— Begin Entries supplied —

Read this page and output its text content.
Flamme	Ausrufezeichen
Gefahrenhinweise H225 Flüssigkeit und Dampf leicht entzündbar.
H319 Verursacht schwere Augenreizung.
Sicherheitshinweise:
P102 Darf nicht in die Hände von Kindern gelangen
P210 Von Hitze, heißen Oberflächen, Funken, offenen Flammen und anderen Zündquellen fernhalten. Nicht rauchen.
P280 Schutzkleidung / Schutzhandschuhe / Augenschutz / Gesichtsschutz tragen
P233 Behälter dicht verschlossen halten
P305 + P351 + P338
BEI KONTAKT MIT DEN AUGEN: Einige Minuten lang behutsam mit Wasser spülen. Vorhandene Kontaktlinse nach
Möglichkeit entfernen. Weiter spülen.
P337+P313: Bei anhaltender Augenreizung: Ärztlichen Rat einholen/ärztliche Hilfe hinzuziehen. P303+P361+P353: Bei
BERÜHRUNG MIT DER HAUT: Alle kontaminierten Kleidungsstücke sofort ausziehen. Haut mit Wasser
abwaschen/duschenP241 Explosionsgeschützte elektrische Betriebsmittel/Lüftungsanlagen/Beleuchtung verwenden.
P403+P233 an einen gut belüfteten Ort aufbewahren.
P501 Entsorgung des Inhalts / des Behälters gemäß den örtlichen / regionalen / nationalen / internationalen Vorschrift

— End Entries supplied —

Look over the listing. Pull out every line with the string "Wasser" in it.

Complete answer:
BEI KONTAKT MIT DEN AUGEN: Einige Minuten lang behutsam mit Wasser spülen. Vorhandene Kontaktlinse nach
BERÜHRUNG MIT DER HAUT: Alle kontaminierten Kleidungsstücke sofort ausziehen. Haut mit Wasser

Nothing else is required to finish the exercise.